Bring together all lines of the material below that contain the string "Pieve".

[Records from a dataset]
..............................
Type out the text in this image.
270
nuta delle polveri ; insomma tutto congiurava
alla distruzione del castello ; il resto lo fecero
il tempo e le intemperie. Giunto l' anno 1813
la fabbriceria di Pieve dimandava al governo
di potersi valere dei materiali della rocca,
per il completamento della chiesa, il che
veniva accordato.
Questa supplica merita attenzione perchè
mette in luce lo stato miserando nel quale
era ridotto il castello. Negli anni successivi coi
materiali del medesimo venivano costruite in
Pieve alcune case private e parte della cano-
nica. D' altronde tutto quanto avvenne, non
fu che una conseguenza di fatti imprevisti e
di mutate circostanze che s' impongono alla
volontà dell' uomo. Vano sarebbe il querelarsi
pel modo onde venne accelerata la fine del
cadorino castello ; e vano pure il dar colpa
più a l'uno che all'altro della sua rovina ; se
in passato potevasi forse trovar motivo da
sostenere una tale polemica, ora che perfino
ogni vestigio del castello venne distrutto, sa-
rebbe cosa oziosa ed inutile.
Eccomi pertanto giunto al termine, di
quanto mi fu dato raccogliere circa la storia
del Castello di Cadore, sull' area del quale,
..............................
> CORRECT RESPONSE:
la fabbriceria di Pieve dimandava al governo
Pieve alcune case private e parte della cano-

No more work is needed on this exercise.